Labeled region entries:
————————

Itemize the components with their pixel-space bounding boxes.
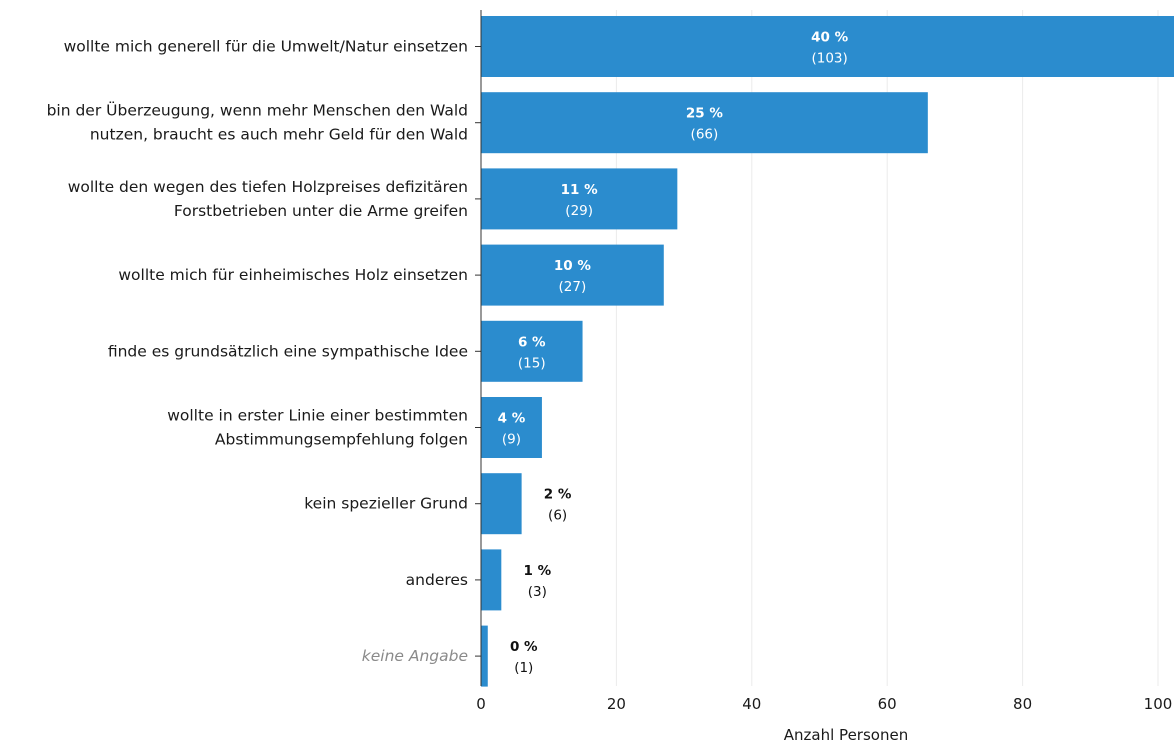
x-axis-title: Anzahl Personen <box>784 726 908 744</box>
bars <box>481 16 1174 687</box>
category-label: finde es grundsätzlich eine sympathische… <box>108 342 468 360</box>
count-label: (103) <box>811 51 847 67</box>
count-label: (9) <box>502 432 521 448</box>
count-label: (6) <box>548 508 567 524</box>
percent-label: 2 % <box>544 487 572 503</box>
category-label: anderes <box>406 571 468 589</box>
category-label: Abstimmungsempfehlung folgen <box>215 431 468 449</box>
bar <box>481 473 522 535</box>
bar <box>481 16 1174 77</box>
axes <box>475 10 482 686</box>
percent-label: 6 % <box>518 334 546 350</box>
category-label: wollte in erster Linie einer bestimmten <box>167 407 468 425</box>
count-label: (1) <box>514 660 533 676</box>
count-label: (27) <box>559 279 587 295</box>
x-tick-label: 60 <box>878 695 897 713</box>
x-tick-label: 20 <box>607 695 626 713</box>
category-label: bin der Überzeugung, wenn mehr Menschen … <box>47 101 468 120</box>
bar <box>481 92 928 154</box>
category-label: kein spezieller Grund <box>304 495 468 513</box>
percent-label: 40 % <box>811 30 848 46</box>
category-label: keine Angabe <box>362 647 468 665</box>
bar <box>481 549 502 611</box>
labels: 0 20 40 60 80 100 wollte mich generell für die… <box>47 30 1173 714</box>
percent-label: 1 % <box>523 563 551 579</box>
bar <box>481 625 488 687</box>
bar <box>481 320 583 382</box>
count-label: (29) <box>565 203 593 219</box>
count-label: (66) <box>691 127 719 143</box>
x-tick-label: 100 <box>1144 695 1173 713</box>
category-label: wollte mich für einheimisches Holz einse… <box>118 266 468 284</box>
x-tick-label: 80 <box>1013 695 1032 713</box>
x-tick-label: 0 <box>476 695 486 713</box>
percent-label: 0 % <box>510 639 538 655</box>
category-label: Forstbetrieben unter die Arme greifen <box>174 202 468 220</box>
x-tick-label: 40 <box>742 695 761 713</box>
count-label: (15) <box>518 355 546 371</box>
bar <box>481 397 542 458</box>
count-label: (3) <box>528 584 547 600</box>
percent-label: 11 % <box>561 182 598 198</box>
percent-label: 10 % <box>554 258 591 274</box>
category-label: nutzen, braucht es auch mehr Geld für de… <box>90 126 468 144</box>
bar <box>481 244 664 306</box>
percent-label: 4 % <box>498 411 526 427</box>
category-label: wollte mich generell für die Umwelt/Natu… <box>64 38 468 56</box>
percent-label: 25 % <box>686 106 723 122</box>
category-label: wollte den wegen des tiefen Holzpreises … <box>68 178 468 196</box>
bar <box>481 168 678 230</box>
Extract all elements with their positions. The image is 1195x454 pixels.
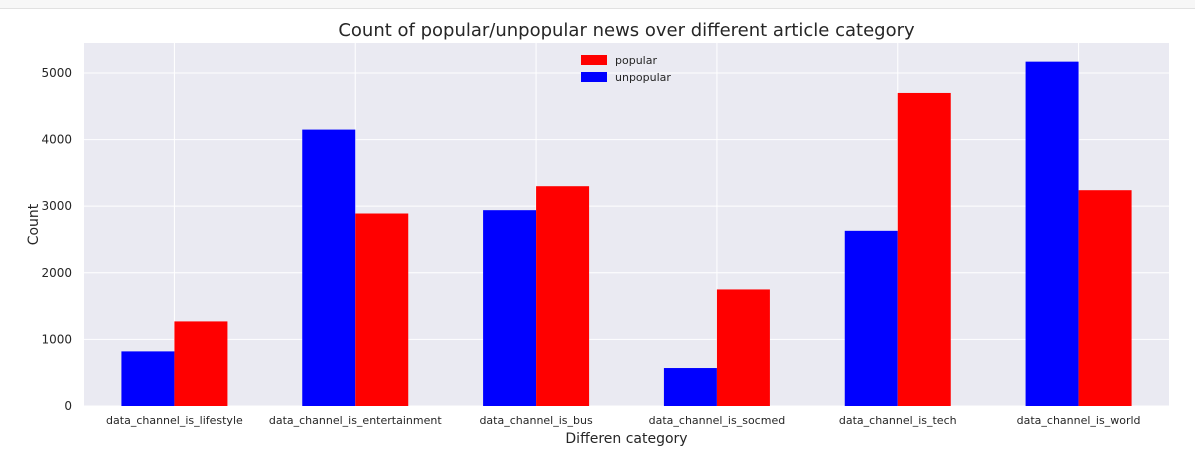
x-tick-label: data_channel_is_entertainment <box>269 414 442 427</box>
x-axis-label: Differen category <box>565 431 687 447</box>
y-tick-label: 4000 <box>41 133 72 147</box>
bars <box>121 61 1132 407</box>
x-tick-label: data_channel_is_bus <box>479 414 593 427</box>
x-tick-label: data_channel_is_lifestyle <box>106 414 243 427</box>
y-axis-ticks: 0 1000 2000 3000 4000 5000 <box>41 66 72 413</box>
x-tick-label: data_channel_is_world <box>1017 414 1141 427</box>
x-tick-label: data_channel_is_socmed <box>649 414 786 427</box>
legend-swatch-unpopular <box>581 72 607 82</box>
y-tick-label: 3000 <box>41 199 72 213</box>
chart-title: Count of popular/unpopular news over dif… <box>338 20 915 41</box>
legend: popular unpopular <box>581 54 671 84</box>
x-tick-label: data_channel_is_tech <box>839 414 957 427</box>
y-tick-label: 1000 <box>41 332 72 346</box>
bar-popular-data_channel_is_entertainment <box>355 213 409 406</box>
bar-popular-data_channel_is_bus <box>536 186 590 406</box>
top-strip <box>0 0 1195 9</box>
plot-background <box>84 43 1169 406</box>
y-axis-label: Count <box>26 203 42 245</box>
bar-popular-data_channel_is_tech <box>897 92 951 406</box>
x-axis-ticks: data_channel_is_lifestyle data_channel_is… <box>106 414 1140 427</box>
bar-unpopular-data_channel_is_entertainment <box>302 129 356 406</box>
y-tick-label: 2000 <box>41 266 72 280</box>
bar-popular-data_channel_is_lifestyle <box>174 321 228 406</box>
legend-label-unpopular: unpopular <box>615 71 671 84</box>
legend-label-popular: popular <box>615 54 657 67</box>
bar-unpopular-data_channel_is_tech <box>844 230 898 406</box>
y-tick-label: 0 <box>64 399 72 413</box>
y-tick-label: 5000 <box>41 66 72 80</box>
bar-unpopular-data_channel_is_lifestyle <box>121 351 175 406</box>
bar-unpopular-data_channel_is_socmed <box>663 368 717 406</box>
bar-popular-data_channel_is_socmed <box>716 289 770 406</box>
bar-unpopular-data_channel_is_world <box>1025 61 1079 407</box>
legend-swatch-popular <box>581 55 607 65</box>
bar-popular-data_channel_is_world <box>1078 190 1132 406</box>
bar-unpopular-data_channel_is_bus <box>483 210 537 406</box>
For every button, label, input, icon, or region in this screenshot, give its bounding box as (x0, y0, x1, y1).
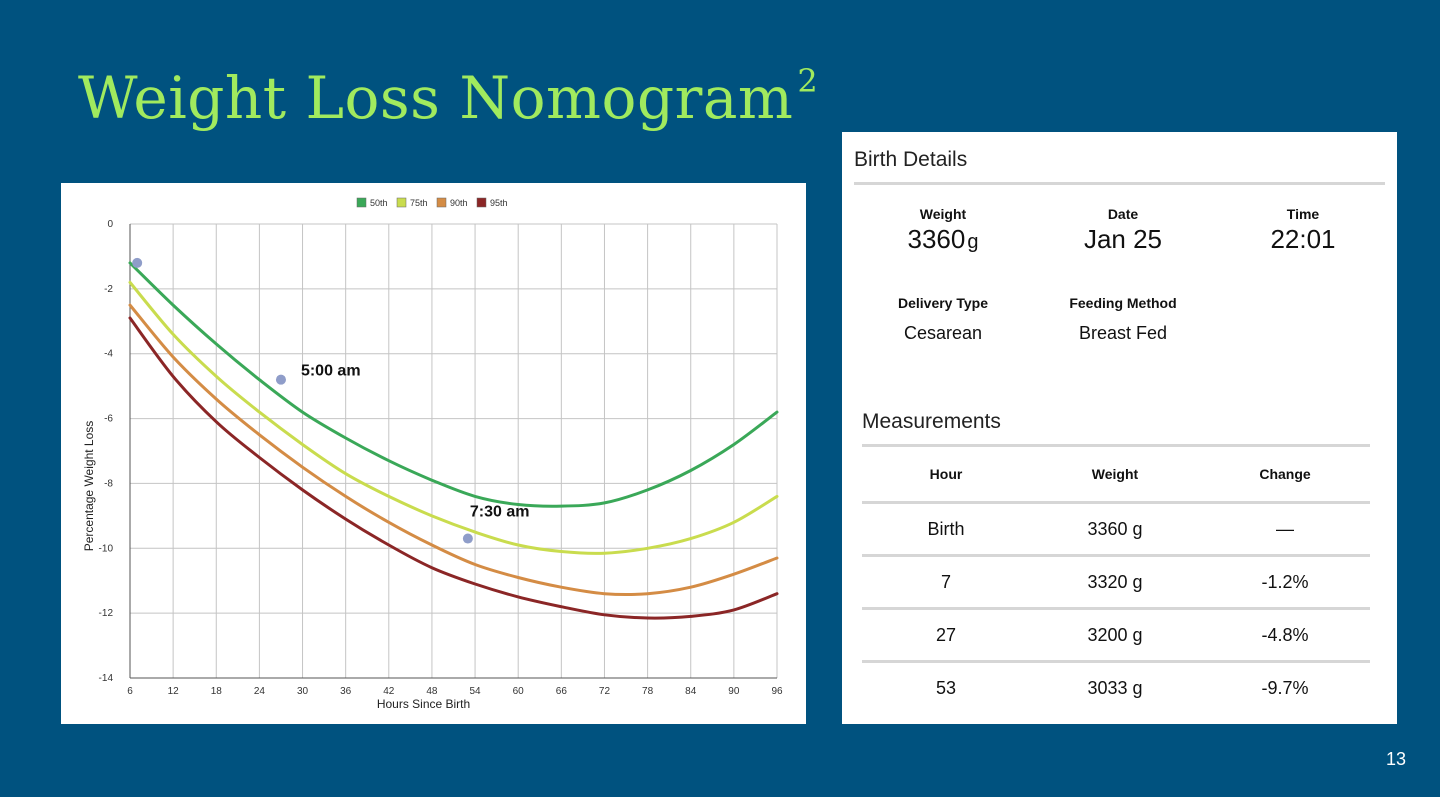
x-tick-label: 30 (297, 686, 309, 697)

————————

## Direction
Duplicate all of the lines above word for word, omitting the pictures from your answer.

## Solution for this problem
Itemize the components with their pixel-space bounding boxes.
x-axis-title: Anzahl Personen <box>784 726 908 744</box>
bars <box>481 16 1174 687</box>
category-label: finde es grundsätzlich eine sympathische… <box>108 342 468 360</box>
count-label: (103) <box>811 51 847 67</box>
count-label: (9) <box>502 432 521 448</box>
count-label: (6) <box>548 508 567 524</box>
percent-label: 2 % <box>544 487 572 503</box>
category-label: anderes <box>406 571 468 589</box>
category-label: Abstimmungsempfehlung folgen <box>215 431 468 449</box>
bar <box>481 473 522 535</box>
bar <box>481 16 1174 77</box>
axes <box>475 10 482 686</box>
percent-label: 6 % <box>518 334 546 350</box>
category-label: wollte in erster Linie einer bestimmten <box>167 407 468 425</box>
count-label: (1) <box>514 660 533 676</box>
count-label: (27) <box>559 279 587 295</box>
x-tick-label: 60 <box>878 695 897 713</box>
x-tick-label: 20 <box>607 695 626 713</box>
category-label: bin der Überzeugung, wenn mehr Menschen … <box>47 101 468 120</box>
bar <box>481 92 928 154</box>
category-label: kein spezieller Grund <box>304 495 468 513</box>
percent-label: 40 % <box>811 30 848 46</box>
category-label: keine Angabe <box>362 647 468 665</box>
bar <box>481 549 502 611</box>
labels: 0 20 40 60 80 100 wollte mich generell für die… <box>47 30 1173 714</box>
percent-label: 1 % <box>523 563 551 579</box>
bar <box>481 625 488 687</box>
bar <box>481 320 583 382</box>
count-label: (29) <box>565 203 593 219</box>
count-label: (66) <box>691 127 719 143</box>
x-tick-label: 100 <box>1144 695 1173 713</box>
category-label: wollte mich für einheimisches Holz einse… <box>118 266 468 284</box>
x-tick-label: 80 <box>1013 695 1032 713</box>
x-tick-label: 0 <box>476 695 486 713</box>
percent-label: 0 % <box>510 639 538 655</box>
category-label: Forstbetrieben unter die Arme greifen <box>174 202 468 220</box>
x-tick-label: 40 <box>742 695 761 713</box>
count-label: (15) <box>518 355 546 371</box>
bar <box>481 397 542 458</box>
count-label: (3) <box>528 584 547 600</box>
percent-label: 11 % <box>561 182 598 198</box>
percent-label: 10 % <box>554 258 591 274</box>
category-label: nutzen, braucht es auch mehr Geld für de… <box>90 126 468 144</box>
bar <box>481 244 664 306</box>
percent-label: 4 % <box>498 411 526 427</box>
category-label: wollte mich generell für die Umwelt/Natu… <box>64 38 468 56</box>
percent-label: 25 % <box>686 106 723 122</box>
category-label: wollte den wegen des tiefen Holzpreises … <box>68 178 468 196</box>
bar <box>481 168 678 230</box>
Extract all elements with their positions. The image is 1195x454 pixels.
x-tick-label: data_channel_is_entertainment <box>269 414 442 427</box>
x-axis-label: Differen category <box>565 431 687 447</box>
y-tick-label: 4000 <box>41 133 72 147</box>
bars <box>121 61 1132 407</box>
x-tick-label: data_channel_is_bus <box>479 414 593 427</box>
x-tick-label: data_channel_is_lifestyle <box>106 414 243 427</box>
y-axis-ticks: 0 1000 2000 3000 4000 5000 <box>41 66 72 413</box>
x-tick-label: data_channel_is_world <box>1017 414 1141 427</box>
x-tick-label: data_channel_is_socmed <box>649 414 786 427</box>
legend-swatch-unpopular <box>581 72 607 82</box>
y-tick-label: 3000 <box>41 199 72 213</box>
chart-title: Count of popular/unpopular news over dif… <box>338 20 915 41</box>
legend: popular unpopular <box>581 54 671 84</box>
x-tick-label: data_channel_is_tech <box>839 414 957 427</box>
y-tick-label: 1000 <box>41 332 72 346</box>
bar-popular-data_channel_is_entertainment <box>355 213 409 406</box>
bar-popular-data_channel_is_bus <box>536 186 590 406</box>
top-strip <box>0 0 1195 9</box>
plot-background <box>84 43 1169 406</box>
y-axis-label: Count <box>26 203 42 245</box>
bar-popular-data_channel_is_tech <box>897 92 951 406</box>
x-axis-ticks: data_channel_is_lifestyle data_channel_is… <box>106 414 1140 427</box>
bar-unpopular-data_channel_is_entertainment <box>302 129 356 406</box>
y-tick-label: 2000 <box>41 266 72 280</box>
bar-popular-data_channel_is_lifestyle <box>174 321 228 406</box>
legend-label-unpopular: unpopular <box>615 71 671 84</box>
legend-label-popular: popular <box>615 54 657 67</box>
bar-unpopular-data_channel_is_tech <box>844 230 898 406</box>
y-tick-label: 0 <box>64 399 72 413</box>
y-tick-label: 5000 <box>41 66 72 80</box>
bar-unpopular-data_channel_is_lifestyle <box>121 351 175 406</box>
bar-unpopular-data_channel_is_socmed <box>663 368 717 406</box>
bar-popular-data_channel_is_socmed <box>716 289 770 406</box>
bar-unpopular-data_channel_is_world <box>1025 61 1079 407</box>
legend-swatch-popular <box>581 55 607 65</box>
bar-popular-data_channel_is_world <box>1078 190 1132 406</box>
bar-unpopular-data_channel_is_bus <box>483 210 537 406</box>
For every button, label, input, icon, or region in this screenshot, give its bounding box as (x0, y0, x1, y1).
x-tick-label: 30 (297, 686, 309, 697)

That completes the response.